- [EXERCISE TASK]: Tally the lines with the word "screenshot" and report the number alone.

- [RECORDS FOR THE TASK]:

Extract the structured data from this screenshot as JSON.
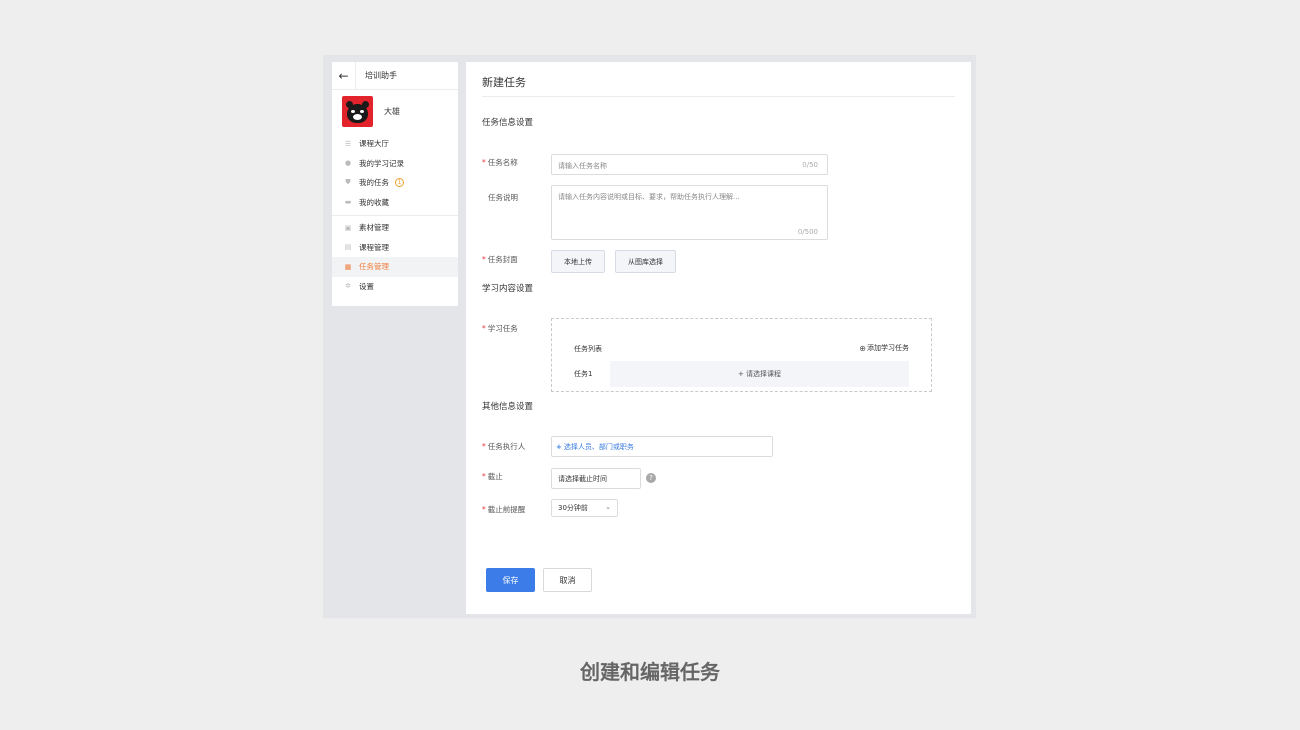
{
  "sidebar": {
    "back_icon": "←",
    "app_title": "培训助手",
    "user_name": "大雄",
    "items": [
      {
        "label": "课程大厅",
        "icon": "list-icon"
      },
      {
        "label": "我的学习记录",
        "icon": "clock-icon"
      },
      {
        "label": "我的任务",
        "icon": "shield-icon",
        "badge": "1"
      },
      {
        "label": "我的收藏",
        "icon": "folder-icon"
      }
    ],
    "admin_items": [
      {
        "label": "素材管理",
        "icon": "images-icon"
      },
      {
        "label": "课程管理",
        "icon": "copy-icon"
      },
      {
        "label": "任务管理",
        "icon": "task-icon",
        "active": true
      },
      {
        "label": "设置",
        "icon": "gear-icon"
      }
    ]
  },
  "main": {
    "page_title": "新建任务",
    "sections": {
      "task_info": "任务信息设置",
      "content": "学习内容设置",
      "other": "其他信息设置"
    },
    "fields": {
      "name_label": "任务名称",
      "name_placeholder": "请输入任务名称",
      "name_count": "0/50",
      "desc_label": "任务说明",
      "desc_placeholder": "请输入任务内容说明或目标、要求，帮助任务执行人理解...",
      "desc_count": "0/500",
      "cover_label": "任务封面",
      "cover_upload": "本地上传",
      "cover_gallery": "从图库选择",
      "study_label": "学习任务",
      "task_list_label": "任务列表",
      "add_study_task": "添加学习任务",
      "task1_label": "任务1",
      "choose_course": "+ 请选择课程",
      "assignee_label": "任务执行人",
      "assignee_plus": "+",
      "assignee_text": "选择人员、部门或职务",
      "deadline_label": "截止",
      "deadline_placeholder": "请选择截止时间",
      "help_icon": "?",
      "remind_label": "截止前提醒",
      "remind_value": "30分钟前"
    },
    "actions": {
      "save": "保存",
      "cancel": "取消"
    }
  },
  "caption": "创建和编辑任务",
  "colors": {
    "primary": "#3b7ce8",
    "active": "#f07c3a",
    "required": "#e4393c",
    "avatar_bg": "#e3232b"
  }
}
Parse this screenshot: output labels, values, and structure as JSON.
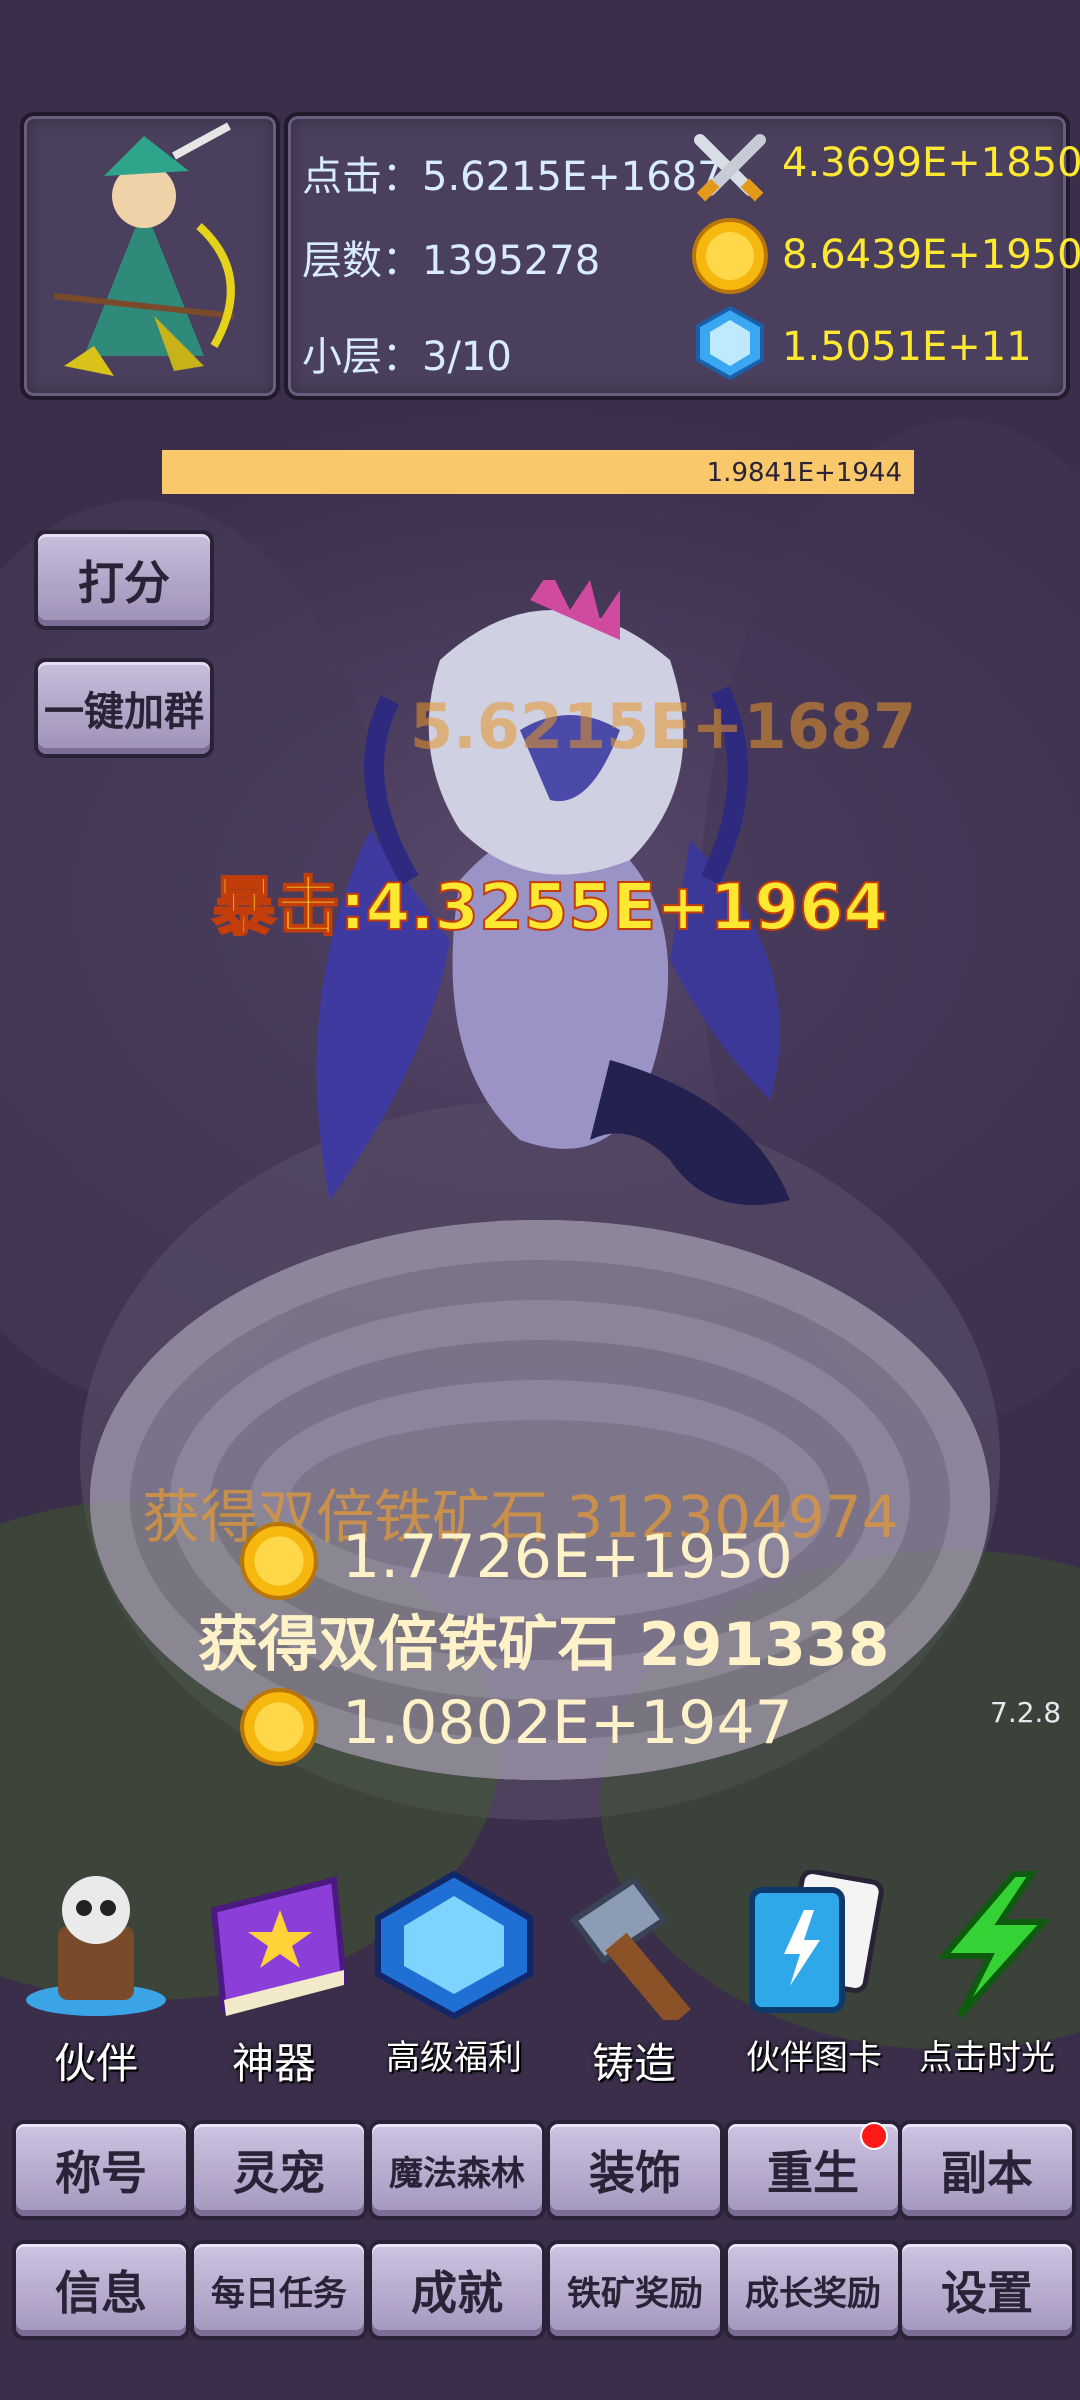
{
  "hero": {
    "portrait_icon": "archer-hero-portrait"
  },
  "stats": {
    "click_label": "点击：5.6215E+1687",
    "floor_label": "层数：1395278",
    "sublayer_label": "小层：3/10",
    "attack_value": "4.3699E+1850",
    "gold_value": "8.6439E+1950",
    "diamond_value": "1.5051E+11"
  },
  "boss": {
    "hp_text": "1.9841E+1944",
    "hp_fraction": 1.0,
    "name_icon": "sea-serpent-dragon"
  },
  "side_buttons": {
    "rate": "打分",
    "join_group": "一键加群"
  },
  "combat": {
    "faded_damage": "5.6215E+1687",
    "crit_text": "暴击:4.3255E+1964",
    "ore_reward_1": "获得双倍铁矿石 312304974",
    "gold_reward_1": "1.7726E+1950",
    "ore_reward_2": "获得双倍铁矿石 291338",
    "gold_reward_2": "1.0802E+1947"
  },
  "version": "7.2.8",
  "menu": [
    {
      "label": "伙伴",
      "icon": "skull-partner-icon"
    },
    {
      "label": "神器",
      "icon": "purple-book-icon"
    },
    {
      "label": "高级福利",
      "icon": "blue-gem-icon"
    },
    {
      "label": "铸造",
      "icon": "hammer-icon"
    },
    {
      "label": "伙伴图卡",
      "icon": "cards-icon"
    },
    {
      "label": "点击时光",
      "icon": "lightning-icon"
    }
  ],
  "row1": [
    "称号",
    "灵宠",
    "魔法森林",
    "装饰",
    "重生",
    "副本"
  ],
  "row2": [
    "信息",
    "每日任务",
    "成就",
    "铁矿奖励",
    "成长奖励",
    "设置"
  ],
  "colors": {
    "accent_yellow": "#ffe832",
    "hp_bar": "#f9c86a",
    "notify_dot": "#ff1a1a"
  }
}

- [ANSWER FOR THE TASK]: 2